■ DAFTAR TUGAS
1. Salin ulang seluruh teks tentang kecerdasan emosional tanpa mengubah satu kata pun.
2. Sajikan dalam bentuk tabel Markdown dengan kolom No dan Baris hanya baris-baris catatan mulai dari baris yang memuat "lon-tick-label: 180 <box>729" sampai dengan baris yang memuat "anomaly-patch <box>375 405 449 442</box>". Baris kosong tidak perlu dimasukkan.

■ KUTIPAN TEKS
= = = =

EQ (Emotional Quotient)
Emosi adalah letupan perasaan
seseorang. Sedangkan pengertian EQ (Emotional Quotient)/kecerdasan emosi adalah:
1)
Kemampuan
untuk mengenali perasaan sendiri, perasaan orang lain, memotivasi diri sendiri,
mengelola emosi dengan baik, dan berhubungan dengan orang lain. (Daniel Goldman).
2)
Kemampuan
mengerti dan mengendalikan emosi (Peter Salovely dan John Mayer).
3)
Kemampuan
mengindra, memahami dan dengan efektif menerapkan kekuatan, ketajaman, emosi
sebagai sumber energi, informasi, dan pengaruh (Cooper dan Sawaf).
4)
Bertanggung
jawab atas harga diri, kesadaran diri, kepekaan sosial, dan adaptasi sosial (Seagel).
Jadi dapat disimpulkan bahwa kecerdasan
emosional adalah kemampuan merasakan, memahami dan secara efektif menerapkan
daya dan kepekaan emosi sebagai sumber energi, informasi koneksi dan pengaruh
yang manusiawi. EQ juga merupakan kemampuan mendengar suara hati sebagai sumber
informasi. Untuk pemilik EQ yang baik, baginya infomasi tidak hanya didapat
lewat panca indra semata, tetapi ada sumber yang lain, dari dalam dirinya
sendiri yakni suara hati.
Substansi dari kecerdasan emosional
adalah kemampuan merasakan dan memahami untuk kemudian disikapi secara
manusiawi. Orang yang EQ-nya baik, dapat memahami perasaan orang lain, dapat
membaca yang tersurat dan yang tersirat, dapat menangkap bahasa verbal dan non
verbal. Semua pemahaman tersebut akan menuntunnya agar bersikap sesuai dengan
kebutuhan dan tuntutan lingkungannya.

= = = =

■ DAFTAR CATATAN
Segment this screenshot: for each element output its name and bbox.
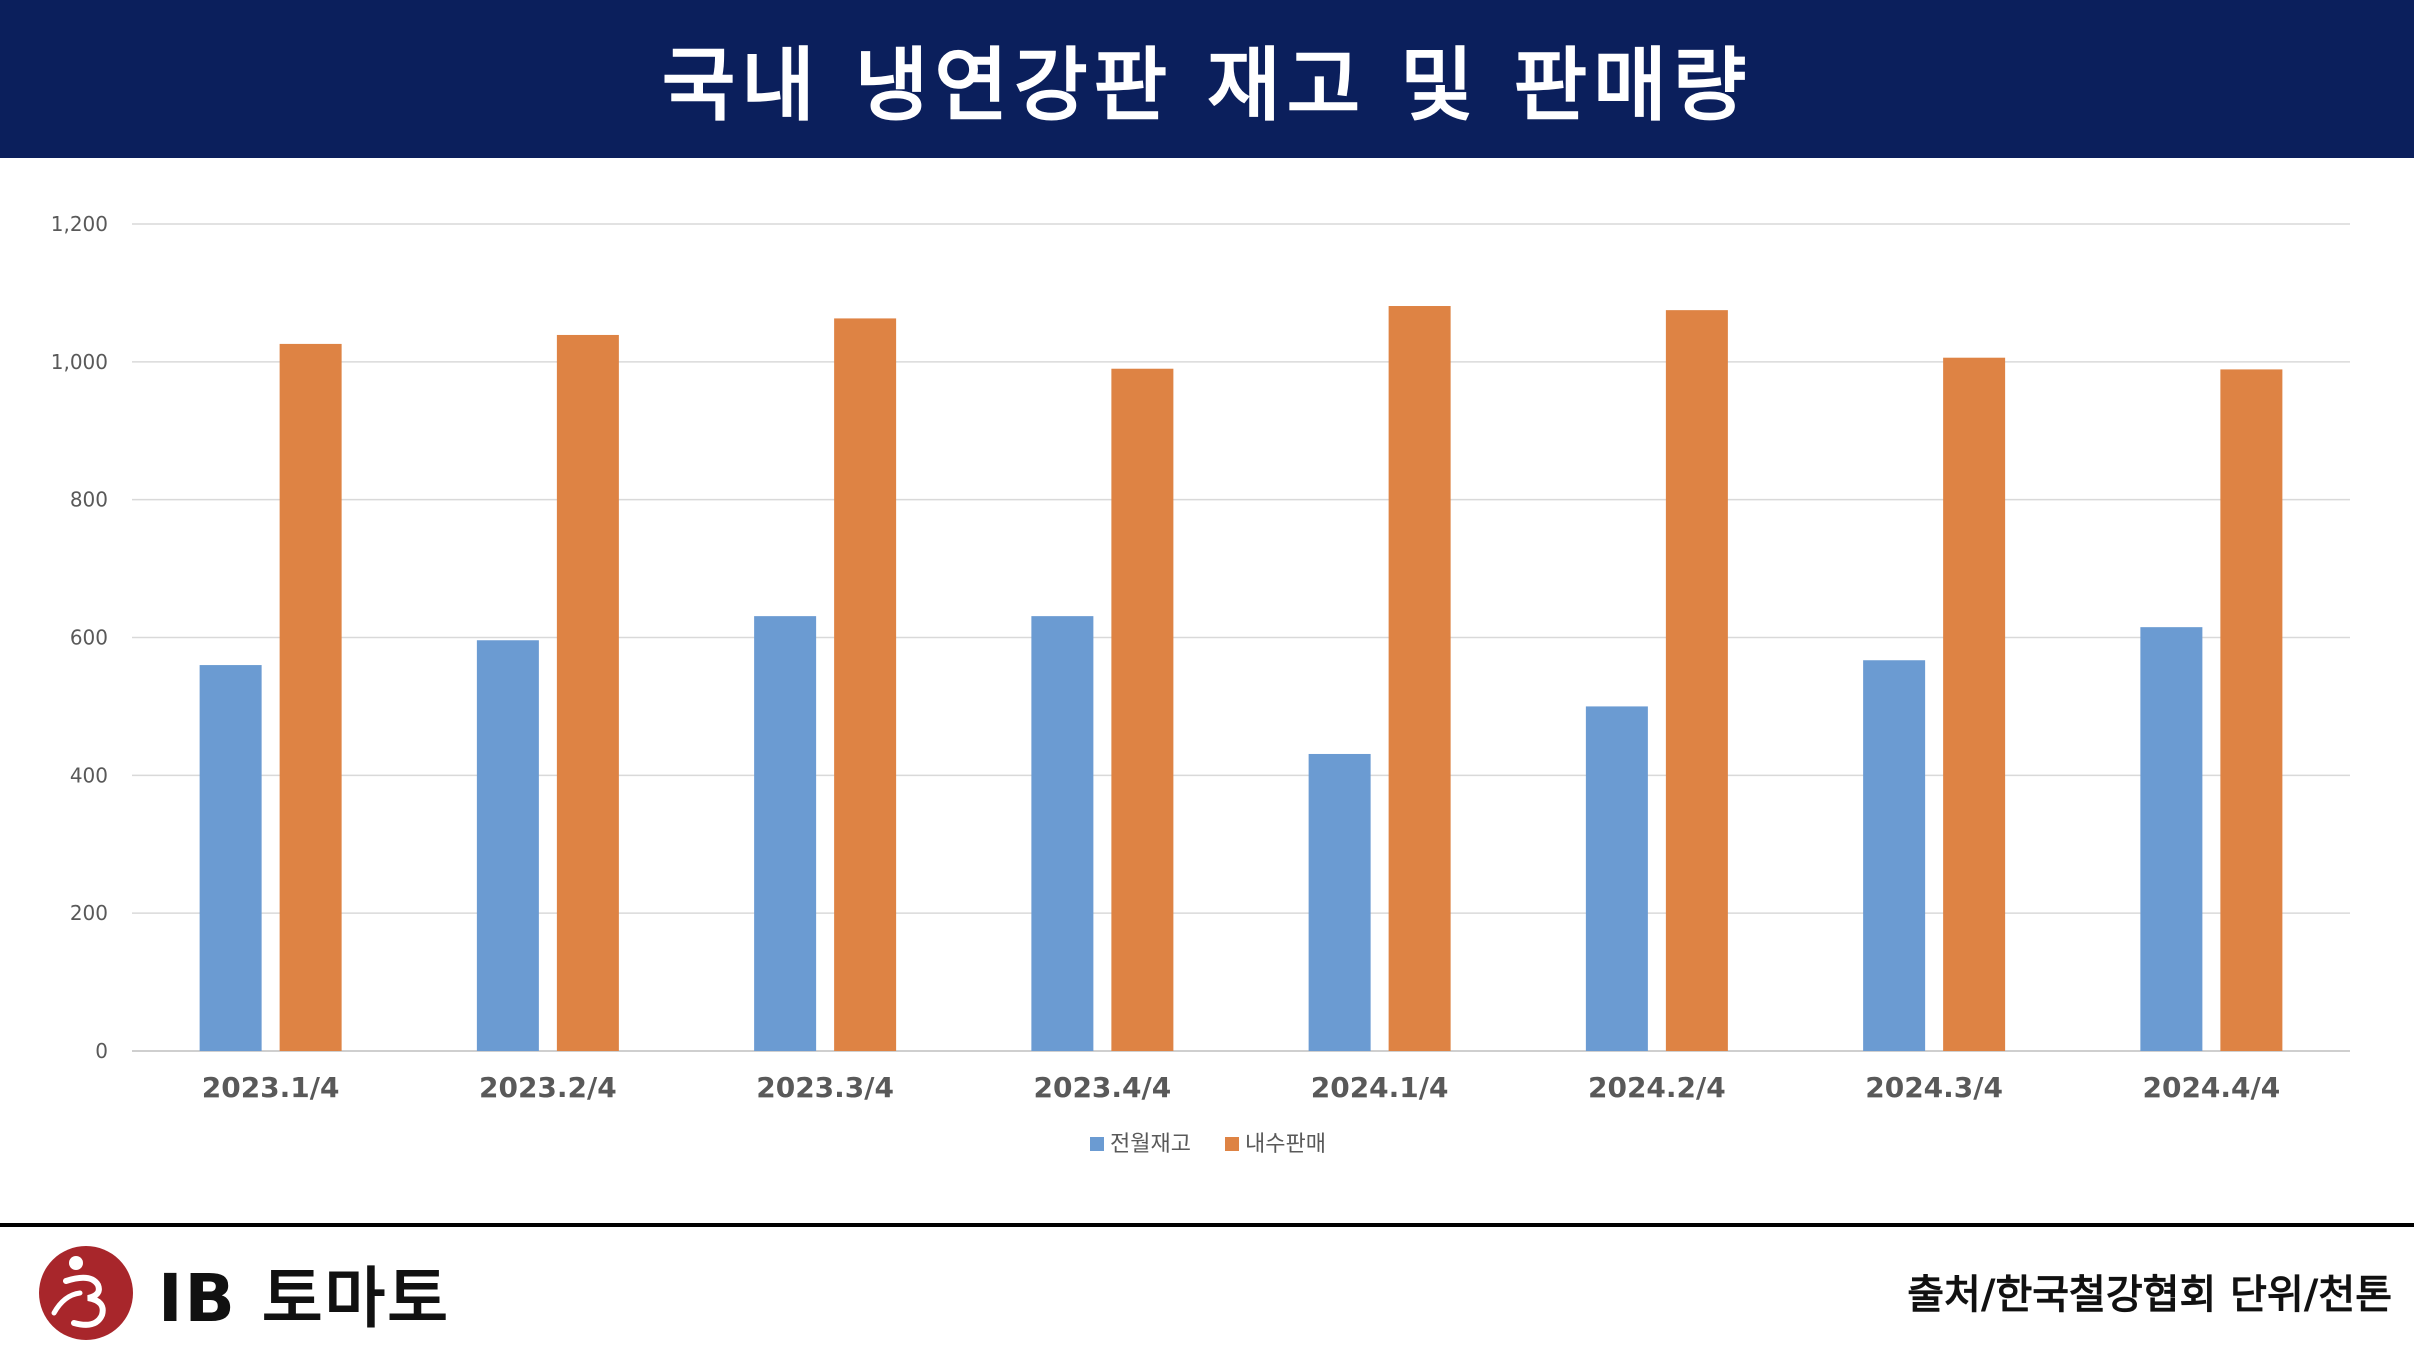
bar-sales [556,334,619,1051]
legend-label: 전월재고 [1110,1132,1191,1157]
source-note: 출처/한국철강협회 단위/천톤 [1907,1272,2392,1318]
bar-inventory [199,665,262,1051]
title-bar: 국내 냉연강판 재고 및 판매량 [0,0,2414,158]
y-axis: 0 200 400 600 800 1,000 1,200 [51,212,108,1063]
bar-sales [834,318,897,1051]
logo-text: IB 토마토 [158,1260,450,1337]
y-tick-label: 800 [70,488,108,512]
bar-inventory [1863,660,1926,1051]
y-tick-label: 600 [70,626,108,650]
x-tick-label: 2023.2/4 [479,1071,617,1104]
x-axis: 2023.1/4 2023.2/4 2023.3/4 2023.4/4 2024.1/4… [202,1071,2281,1104]
bar-sales [1665,310,1728,1051]
gridlines [132,223,2350,1052]
legend: 전월재고 내수판매 [1090,1132,1326,1157]
x-tick-label: 2023.3/4 [756,1071,894,1104]
y-tick-label: 0 [95,1039,108,1063]
bar-sales [1943,357,2006,1051]
y-tick-label: 1,000 [51,350,108,374]
page-title: 국내 냉연강판 재고 및 판매량 [661,39,1753,132]
bars [199,306,2283,1052]
bar-inventory [754,616,817,1051]
bar-inventory [1031,616,1094,1051]
bar-chart: 0 200 400 600 800 1,000 1,200 2023.1/4 2023.2/4… [51,212,2350,1157]
bar-sales [2220,369,2283,1051]
legend-label: 내수판매 [1245,1132,1326,1157]
bar-inventory [2140,627,2203,1051]
bar-sales [279,343,342,1051]
x-tick-label: 2023.4/4 [1033,1071,1171,1104]
bar-inventory [1585,706,1648,1051]
logo-emblem-icon [39,1246,133,1340]
x-tick-label: 2023.1/4 [202,1071,340,1104]
bar-inventory [1308,753,1371,1051]
bar-sales [1111,368,1174,1052]
bar-sales [1388,306,1451,1051]
y-tick-label: 1,200 [51,212,108,236]
footer-divider [0,1223,2414,1227]
legend-swatch [1225,1137,1239,1151]
x-tick-label: 2024.3/4 [1865,1071,2003,1104]
y-tick-label: 200 [70,901,108,925]
x-tick-label: 2024.2/4 [1588,1071,1726,1104]
legend-swatch [1090,1137,1104,1151]
x-tick-label: 2024.1/4 [1311,1071,1449,1104]
y-tick-label: 400 [70,763,108,787]
x-tick-label: 2024.4/4 [2142,1071,2280,1104]
ib-tomato-logo: IB 토마토 [36,1243,450,1343]
bar-inventory [476,640,539,1051]
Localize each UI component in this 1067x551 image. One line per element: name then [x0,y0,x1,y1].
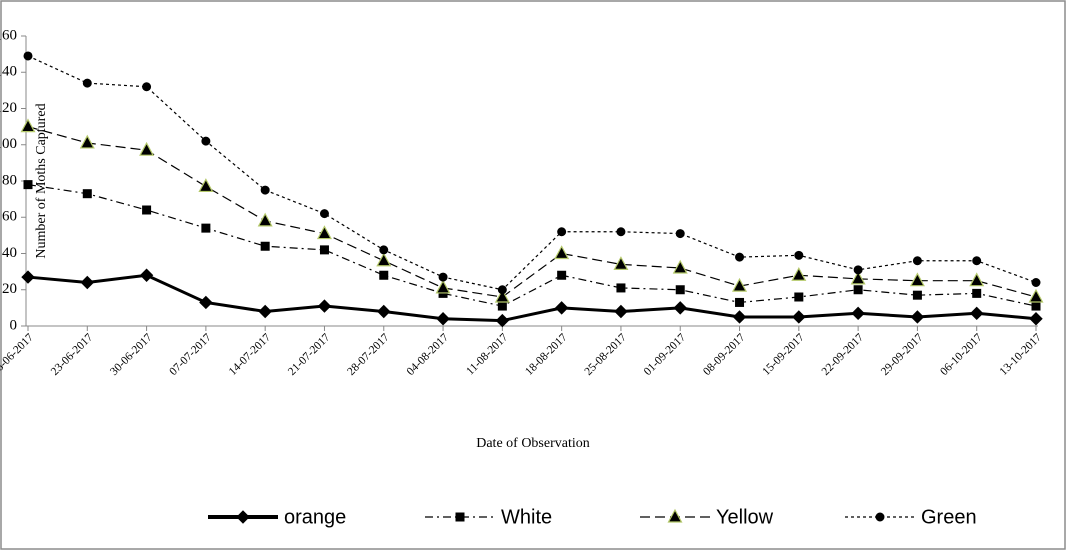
data-point [376,252,392,267]
data-point [853,265,863,275]
data-point [1031,301,1041,311]
data-point [675,285,685,295]
data-point [497,301,507,311]
data-point [557,227,567,237]
data-point [675,229,685,239]
data-point [319,209,329,219]
data-point [260,241,270,251]
data-point [673,301,687,315]
data-point [850,270,866,285]
data-point [616,227,626,237]
y-tick-label: 40 [2,245,17,261]
series-line [27,126,1037,298]
data-point [912,290,922,300]
data-point [554,301,569,315]
data-point [853,285,863,295]
y-tick-label: 160 [0,27,17,43]
data-point [972,288,982,298]
data-point [794,250,804,260]
y-tick-label: 100 [0,136,17,152]
data-point [377,304,391,319]
data-point [1028,288,1044,303]
data-point [82,78,92,88]
data-point [257,212,273,227]
data-point [23,51,33,61]
data-point [199,295,213,310]
data-point [969,272,985,287]
y-tick-label: 140 [0,64,17,80]
data-point [258,304,272,319]
data-point [794,292,804,302]
data-point [909,272,925,287]
legend-label: White [501,506,552,528]
data-point [317,299,332,313]
data-point [735,252,745,262]
data-point [851,306,865,321]
data-point [379,270,389,280]
data-point [791,266,807,281]
data-point [972,256,982,266]
legend-marker [875,512,885,522]
data-point [316,225,332,240]
data-point [23,180,33,190]
series-line [27,55,1037,291]
data-point [616,283,626,293]
data-point [557,270,567,280]
data-point [969,306,984,321]
data-point [142,82,152,92]
data-point [792,310,806,324]
data-point [910,310,925,324]
x-axis-label: Date of Observation [476,436,590,451]
data-point [495,313,510,328]
data-point [912,256,922,266]
data-point [201,223,211,233]
data-point [614,304,628,319]
data-point [21,270,35,284]
series-line [27,273,1037,323]
data-point [1029,312,1043,326]
data-point [82,189,92,199]
data-point [436,312,450,326]
series-line [27,184,1037,307]
data-point [672,259,688,274]
data-point [79,134,95,149]
data-point [435,279,451,294]
y-tick-label: 60 [2,209,17,225]
data-point [379,245,389,255]
data-point [1031,278,1041,287]
legend-marker [667,508,683,523]
y-tick-label: 0 [10,317,18,333]
data-point [732,277,748,292]
data-point [139,141,155,156]
data-point [80,275,95,290]
y-tick-label: 80 [2,172,17,188]
data-point [494,288,510,303]
y-tick-label: 120 [0,100,17,116]
legend-marker [236,510,250,524]
y-tick-label: 20 [2,281,17,297]
legend-label: Yellow [716,506,774,528]
data-point [201,136,211,146]
data-point [613,256,629,270]
data-point [139,268,154,282]
data-point [438,272,448,282]
data-point [20,118,36,133]
data-point [142,205,152,215]
legend-marker [455,512,465,522]
data-point [732,310,747,324]
data-point [260,185,270,195]
data-point [319,245,329,255]
legend-label: orange [284,506,346,528]
data-point [198,178,214,193]
y-axis-label: Number of Moths Captured [34,103,49,258]
legend-label: Green [921,506,977,528]
data-point [735,297,745,307]
data-point [554,245,570,260]
data-point [497,285,507,295]
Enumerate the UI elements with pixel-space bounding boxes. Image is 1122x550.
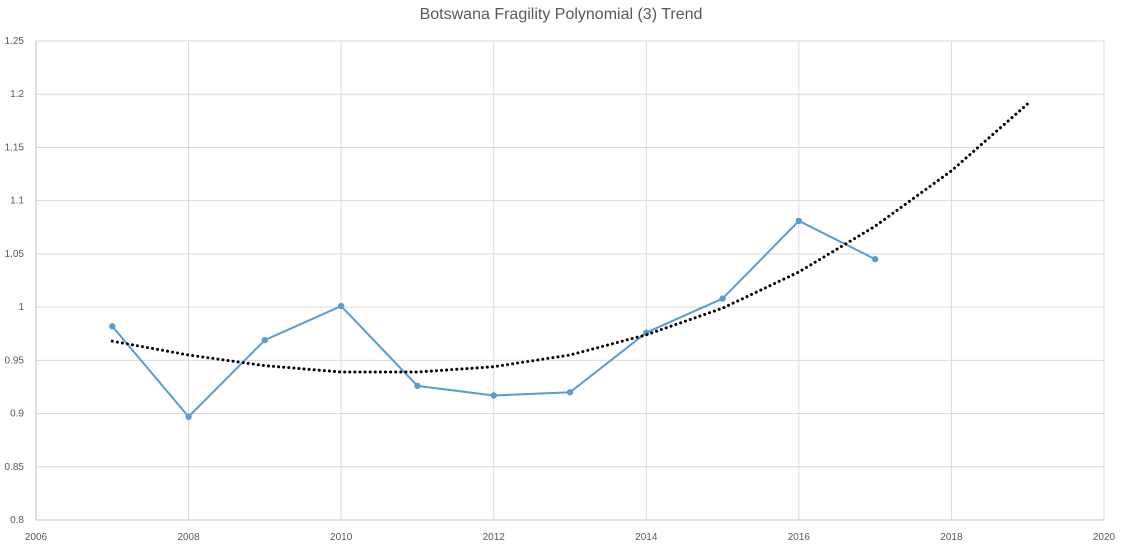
y-tick-label: 1.2	[10, 89, 24, 100]
x-tick-label: 2008	[177, 532, 200, 543]
x-tick-label: 2018	[940, 532, 963, 543]
data-point	[185, 413, 192, 420]
gridlines	[35, 40, 1105, 521]
series-layer	[109, 102, 1030, 420]
y-tick-label: 1.1	[10, 196, 24, 207]
data-point	[261, 336, 269, 344]
x-tick-label: 2010	[330, 532, 353, 543]
data-point	[795, 217, 803, 225]
y-tick-label: 0.85	[5, 462, 25, 473]
data-point	[566, 389, 574, 396]
trendline-series	[110, 102, 1030, 374]
x-tick-labels: 2006 2008 2010 2012 2014 2016 2018 2020	[25, 532, 1116, 543]
x-tick-label: 2014	[635, 532, 658, 543]
data-point	[414, 382, 421, 390]
chart-title: Botswana Fragility Polynomial (3) Trend	[419, 6, 703, 23]
y-tick-label: 0.8	[10, 515, 24, 526]
data-point	[719, 295, 726, 302]
data-point	[490, 392, 497, 399]
x-tick-label: 2006	[25, 532, 48, 543]
x-tick-label: 2020	[1093, 532, 1116, 543]
y-tick-label: 1.05	[5, 249, 25, 260]
y-tick-labels: 0.8 0.85 0.9 0.95 1 1.05 1.1 1.15 1.2 1.25	[5, 36, 25, 526]
y-tick-label: 0.95	[5, 355, 25, 366]
y-tick-label: 1	[18, 302, 24, 313]
x-tick-label: 2012	[483, 532, 506, 543]
axes	[35, 41, 1104, 521]
y-tick-label: 1.25	[5, 36, 25, 47]
data-point	[871, 256, 879, 263]
x-tick-label: 2016	[788, 532, 811, 543]
data-point	[337, 302, 345, 310]
data-point	[109, 323, 116, 330]
y-tick-label: 0.9	[10, 409, 24, 420]
y-tick-label: 1.15	[5, 142, 25, 153]
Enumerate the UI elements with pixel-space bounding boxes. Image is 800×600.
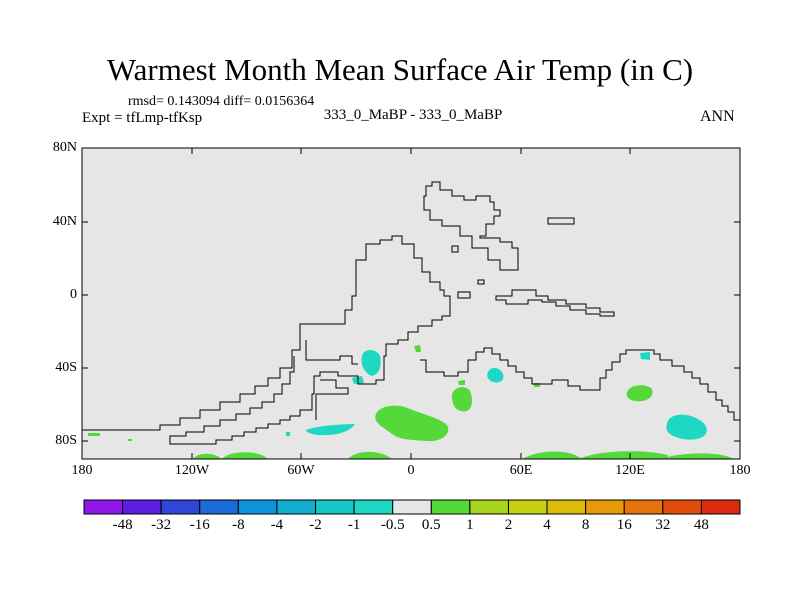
lon-tick-label: 180 <box>729 463 751 478</box>
colorbar-label: 4 <box>543 517 551 533</box>
coastline-gondwana-west <box>82 235 451 445</box>
lon-tick-label: 120W <box>174 463 210 478</box>
coastline-island <box>547 217 575 225</box>
anomaly-patch <box>128 439 132 441</box>
anomaly-patch <box>414 345 421 352</box>
anomaly-patch <box>286 432 290 436</box>
anomaly-patch <box>222 452 268 459</box>
negative-anomaly-regions <box>286 350 707 440</box>
lon-tick-label: 0 <box>407 463 415 478</box>
colorbar-label: 16 <box>616 517 632 533</box>
coastline-island <box>457 291 471 299</box>
anomaly-patch <box>640 352 650 360</box>
map-title: Warmest Month Mean Surface Air Temp (in … <box>106 52 694 87</box>
colorbar-label: 48 <box>693 517 709 533</box>
plot-background <box>82 148 740 459</box>
lat-tick-label: 0 <box>70 287 77 302</box>
coastline-inner-basin <box>315 379 349 420</box>
anomaly-patch <box>660 453 734 459</box>
coastline-laurasia <box>423 181 519 271</box>
experiment-label: Expt = tfLmp-tfKsp <box>82 110 203 126</box>
anomaly-patch <box>522 451 582 459</box>
anomaly-patch <box>458 380 465 385</box>
anomaly-patch <box>487 368 504 383</box>
anomaly-patch <box>193 453 222 459</box>
anomaly-patch <box>306 424 355 436</box>
colorbar-label: -2 <box>309 517 322 533</box>
colorbar-label: -16 <box>189 517 210 533</box>
anomaly-patch <box>375 405 449 442</box>
anomaly-patch <box>666 414 707 440</box>
lon-tick-label: 180 <box>71 463 93 478</box>
anomaly-patch <box>361 350 381 376</box>
coastline-gondwana-east <box>420 347 741 428</box>
positive-anomaly-regions <box>88 345 734 459</box>
colorbar-label: 8 <box>581 517 590 533</box>
anomaly-patch <box>626 385 653 402</box>
colorbar-label: 0.5 <box>421 517 441 533</box>
coastline-island <box>477 279 485 285</box>
coastline-island <box>451 245 459 253</box>
anomaly-patch <box>348 451 392 459</box>
lon-tick-label: 60E <box>509 463 533 478</box>
lon-tick-label: 120E <box>615 463 645 478</box>
tick-marks <box>82 147 740 459</box>
coastlines <box>82 181 741 445</box>
colorbar-label: 1 <box>466 517 474 533</box>
colorbar-label: -4 <box>270 517 284 533</box>
stats-text: rmsd= 0.143094 diff= 0.0156364 <box>128 94 315 109</box>
colorbar-label: -1 <box>347 517 361 533</box>
lat-tick-label: 80N <box>52 140 77 155</box>
colorbar-label: -48 <box>112 517 133 533</box>
anomaly-patch <box>88 433 100 436</box>
lon-tick-label: 60W <box>287 463 315 478</box>
colorbar-label: 2 <box>504 517 513 533</box>
coastline-east-arm <box>495 289 615 317</box>
coastline-inner-west <box>305 340 358 365</box>
season-label: ANN <box>700 108 735 125</box>
lat-tick-label: 40S <box>55 360 77 375</box>
anomaly-patch <box>451 387 472 412</box>
colorbar-label: 32 <box>655 517 671 533</box>
lat-tick-label: 40N <box>52 214 77 229</box>
anomaly-patch <box>578 451 668 459</box>
lat-tick-label: 80S <box>55 433 77 448</box>
colorbar-label: -32 <box>151 517 172 533</box>
colorbar-label: -0.5 <box>380 517 405 533</box>
comparison-label: 333_0_MaBP - 333_0_MaBP <box>323 107 503 123</box>
colorbar-label: -8 <box>232 517 245 533</box>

= = = =

■ DAFTAR JAWABAN
1.
EQ (Emotional Quotient)
Emosi adalah letupan perasaan
seseorang. Sedangkan pengertian EQ (Emotional Quotient)/kecerdasan emosi adalah:
1)
Kemampuan
untuk mengenali perasaan sendiri, perasaan orang lain, memotivasi diri sendiri,
mengelola emosi dengan baik, dan berhubungan dengan orang lain. (Daniel Goldman).
2)
Kemampuan
mengerti dan mengendalikan emosi (Peter Salovely dan John Mayer).
3)
Kemampuan
mengindra, memahami dan dengan efektif menerapkan kekuatan, ketajaman, emosi
sebagai sumber energi, informasi, dan pengaruh (Cooper dan Sawaf).
4)
Bertanggung
jawab atas harga diri, kesadaran diri, kepekaan sosial, dan adaptasi sosial (Seagel).
Jadi dapat disimpulkan bahwa kecerdasan
emosional adalah kemampuan merasakan, memahami dan secara efektif menerapkan
daya dan kepekaan emosi sebagai sumber energi, informasi koneksi dan pengaruh
yang manusiawi. EQ juga merupakan kemampuan mendengar suara hati sebagai sumber
informasi. Untuk pemilik EQ yang baik, baginya infomasi tidak hanya didapat
lewat panca indra semata, tetapi ada sumber yang lain, dari dalam dirinya
sendiri yakni suara hati.
Substansi dari kecerdasan emosional
adalah kemampuan merasakan dan memahami untuk kemudian disikapi secara
manusiawi. Orang yang EQ-nya baik, dapat memahami perasaan orang lain, dapat
membaca yang tersurat dan yang tersirat, dapat menangkap bahasa verbal dan non
verbal. Semua pemahaman tersebut akan menuntunnya agar bersikap sesuai dengan
kebutuhan dan tuntutan lingkungannya.

2.
| No | Baris |
|---|---|
| 1 | lon-tick-label: 180 <box>729 463 751 478</box> |
| 2 | colorbar-label: 4 <box>543 517 551 533</box> |
| 3 | coastline-gondwana-west <box>82 235 451 445</box> |
| 4 | lon-tick-label: 120W <box>174 463 210 478</box> |
| 5 | coastline-island <box>547 217 575 225</box> |
| 6 | anomaly-patch <box>128 439 132 441</box> |
| 7 | anomaly-patch <box>414 345 421 352</box> |
| 8 | anomaly-patch <box>286 432 290 436</box> |
| 9 | anomaly-patch <box>222 452 268 459</box> |
| 10 | negative-anomaly-regions <box>286 350 707 440</box> |
| 11 | lon-tick-label: 0 <box>407 463 415 478</box> |
| 12 | colorbar-label: 16 <box>616 517 632 533</box> |
| 13 | coastline-island <box>457 291 471 299</box> |
| 14 | anomaly-patch <box>640 352 650 360</box> |
| 15 | map-title: Warmest Month Mean Surface Air Temp (in … <box>106 52 694 87</box> |
| 16 | colorbar-label: 48 <box>693 517 709 533</box> |
| 17 | plot-background <box>82 148 740 459</box> |
| 18 | lat-tick-label: 0 <box>70 287 77 302</box> |
| 19 | coastline-inner-basin <box>315 379 349 420</box> |
| 20 | anomaly-patch <box>660 453 734 459</box> |
| 21 | coastline-laurasia <box>423 181 519 271</box> |
| 22 | experiment-label: Expt = tfLmp-tfKsp <box>82 110 203 126</box> |
| 23 | anomaly-patch <box>522 451 582 459</box> |
| 24 | anomaly-patch <box>458 380 465 385</box> |
| 25 | anomaly-patch <box>487 368 504 383</box> |
| 26 | anomaly-patch <box>193 453 222 459</box> |
| 27 | anomaly-patch <box>306 424 355 436</box> |
| 28 | colorbar-label: -2 <box>309 517 322 533</box> |
| 29 | colorbar-label: -16 <box>189 517 210 533</box> |
| 30 | anomaly-patch <box>375 405 449 442</box> |